**DOCUMENT TEXT**

= Beginning of Section =

Tech stocks account for 59.5% of the Nasdaq-100 Index and the five FAANG stocks combine for about 40% of that benchmark. In other words, the better FAANG performs, the more danger there is being long SOPIX. Conversely, if another tech bubble comes to pass, SOPIX would be one of the better mutual funds to own.
Bear Market Funds: Ranger Equity Bear ETF (HDGE)
Expense Ratio: 2.86%
Minimum Investment: None
Among ETFs, the Ranger Equity Bear ETF (NYSEARCA:HDGE) is one of the most seasoned. Like the aforementioned mutual funds, HDGE is an actively managed fund.
HDGE’s manager “implements a bottom-up, fundamental, research driven security selection process. In selecting short positions, the Fund seeks to identify securities with low earnings quality or aggressive accounting which may be intended on the part of company management to mask operational deterioration and bolster the reported earnings per share over a short time period,” according to AdvisorShares.

= End of Section =

**WHAT TO DO**
- a) For each statement about the bear market funds text above, say yes if it agrees with the text or no if it doesn't, and quote the words from the text that decide it. (i) HDGE requires a minimum investment. (ii) HDGE is an actively managed fund. (iii) HDGE's expense ratio is below 2%.
- b) Write what comes next in the bear market funds text above, starting after its last sentence.

**AVAILABLE DATA**
= Beginning of Section =

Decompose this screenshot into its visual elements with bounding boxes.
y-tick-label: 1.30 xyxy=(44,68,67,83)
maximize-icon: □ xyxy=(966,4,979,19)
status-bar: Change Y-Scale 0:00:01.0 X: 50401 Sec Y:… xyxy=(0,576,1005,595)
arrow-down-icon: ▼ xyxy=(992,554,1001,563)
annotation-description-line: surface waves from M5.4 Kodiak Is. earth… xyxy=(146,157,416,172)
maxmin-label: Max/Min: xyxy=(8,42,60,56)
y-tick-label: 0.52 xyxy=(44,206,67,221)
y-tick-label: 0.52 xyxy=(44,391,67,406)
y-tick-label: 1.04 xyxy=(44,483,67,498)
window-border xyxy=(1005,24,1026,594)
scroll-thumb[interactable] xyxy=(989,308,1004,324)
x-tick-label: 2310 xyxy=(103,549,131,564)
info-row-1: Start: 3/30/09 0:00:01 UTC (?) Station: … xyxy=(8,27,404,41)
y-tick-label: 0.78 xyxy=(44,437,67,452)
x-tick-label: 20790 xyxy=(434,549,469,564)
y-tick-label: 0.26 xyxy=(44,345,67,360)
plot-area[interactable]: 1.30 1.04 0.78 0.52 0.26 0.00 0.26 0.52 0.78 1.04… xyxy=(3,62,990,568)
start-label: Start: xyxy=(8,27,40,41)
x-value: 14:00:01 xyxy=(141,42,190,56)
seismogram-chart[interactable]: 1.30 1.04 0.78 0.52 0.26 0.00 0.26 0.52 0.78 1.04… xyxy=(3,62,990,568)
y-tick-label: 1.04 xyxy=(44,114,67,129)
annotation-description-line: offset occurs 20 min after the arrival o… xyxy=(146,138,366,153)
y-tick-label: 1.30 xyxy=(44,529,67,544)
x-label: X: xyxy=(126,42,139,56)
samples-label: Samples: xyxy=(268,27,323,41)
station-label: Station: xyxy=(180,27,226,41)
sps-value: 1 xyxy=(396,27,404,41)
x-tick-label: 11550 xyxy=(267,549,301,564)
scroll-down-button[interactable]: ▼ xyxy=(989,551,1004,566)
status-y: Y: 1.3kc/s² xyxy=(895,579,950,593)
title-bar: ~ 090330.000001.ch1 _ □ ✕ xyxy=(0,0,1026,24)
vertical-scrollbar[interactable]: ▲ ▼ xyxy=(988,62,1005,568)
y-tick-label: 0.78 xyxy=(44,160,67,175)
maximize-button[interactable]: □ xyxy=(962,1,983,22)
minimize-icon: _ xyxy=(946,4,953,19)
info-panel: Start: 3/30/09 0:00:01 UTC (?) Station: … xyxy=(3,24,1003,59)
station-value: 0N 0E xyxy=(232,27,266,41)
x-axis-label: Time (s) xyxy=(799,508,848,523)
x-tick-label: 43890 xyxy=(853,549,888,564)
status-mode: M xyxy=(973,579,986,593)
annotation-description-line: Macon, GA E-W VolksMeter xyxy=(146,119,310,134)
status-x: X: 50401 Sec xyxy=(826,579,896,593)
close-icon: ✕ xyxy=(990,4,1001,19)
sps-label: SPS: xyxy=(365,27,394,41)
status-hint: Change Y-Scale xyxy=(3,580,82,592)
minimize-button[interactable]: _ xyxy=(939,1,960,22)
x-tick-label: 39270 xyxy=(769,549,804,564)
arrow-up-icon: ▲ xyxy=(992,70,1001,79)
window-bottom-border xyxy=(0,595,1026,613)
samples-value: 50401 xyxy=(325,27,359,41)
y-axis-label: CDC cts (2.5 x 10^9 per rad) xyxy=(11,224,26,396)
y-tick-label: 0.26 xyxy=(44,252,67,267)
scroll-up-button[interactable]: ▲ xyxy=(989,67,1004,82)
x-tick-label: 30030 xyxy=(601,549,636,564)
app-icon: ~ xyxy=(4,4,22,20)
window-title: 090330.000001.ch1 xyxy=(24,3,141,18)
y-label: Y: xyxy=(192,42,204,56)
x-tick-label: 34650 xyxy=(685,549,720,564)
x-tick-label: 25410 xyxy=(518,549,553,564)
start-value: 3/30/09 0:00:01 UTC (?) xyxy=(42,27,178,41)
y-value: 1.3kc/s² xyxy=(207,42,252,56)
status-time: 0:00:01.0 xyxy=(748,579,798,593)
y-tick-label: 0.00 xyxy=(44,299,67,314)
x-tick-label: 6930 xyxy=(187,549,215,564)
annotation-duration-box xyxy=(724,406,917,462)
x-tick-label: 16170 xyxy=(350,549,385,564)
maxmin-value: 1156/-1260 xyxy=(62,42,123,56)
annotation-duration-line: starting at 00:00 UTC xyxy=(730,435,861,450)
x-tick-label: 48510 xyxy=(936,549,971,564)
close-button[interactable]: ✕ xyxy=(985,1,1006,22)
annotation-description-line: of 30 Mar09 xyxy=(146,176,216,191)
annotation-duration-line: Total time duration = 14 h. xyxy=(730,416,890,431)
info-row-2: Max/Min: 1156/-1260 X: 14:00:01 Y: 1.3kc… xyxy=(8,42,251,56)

= End of Section =

**EXERCISE ANSWERS**
- a)
(i) No: "Minimum Investment: None"
(ii) Yes: "HDGE is an actively managed fund."
(iii) No: "Expense Ratio: 2.86%"

- b)
The technology, industrial and consumer discretionary sectors combine for 62% of HDGE’s weight. Some of the ETF’s individual short positions include Coty Inc. (NYSE:CTY), Yelp! Inc. (NYSE:YELP) and Caterpillar (NYSE:CAT).
Bear Market Funds: PIMCO StocksPLUS Short Fund (PSSAX)
Expense Ratio: 1.06%
Minimum Investment: $1,000
The PIMCO StocksPLUS Short Fund (MUTF:PSSAX) also features sales charges ranging from 1.75% to 3.75%, which are not avoidable unless one allocates $1 million or more to this mutual fund. Investors may also want to know that two of the fund’s three managers joined the fund just a month ago.
Relative to other bearish mutual funds, PSSAX is not particularly sexy. The fund uses S&P 500 index futures to establish short positions on the benchmark domestic equity gauge. On the other hand, that does keep costs low relative to rival mutual funds.
In three of the past four years, PSSAX has performed less poorly than the average Lipper Dedicated Short Bias fund.
Bear Market Funds: WisdomTree Dynamic Long/Short U.S. Equity Fund (DYLS)
Expense Ratio: 0.48%
Minimum Investment: None
As its name implies, the WisdomTree Dynamic Long/Short U.S. Equity Fund (BATS:DYLS) is a long/short ETF, not a straight bear market mutual fund. From a cost perspective, that is alright because DYLS is significantly cheaper than any of the other mutual funds highlighted here.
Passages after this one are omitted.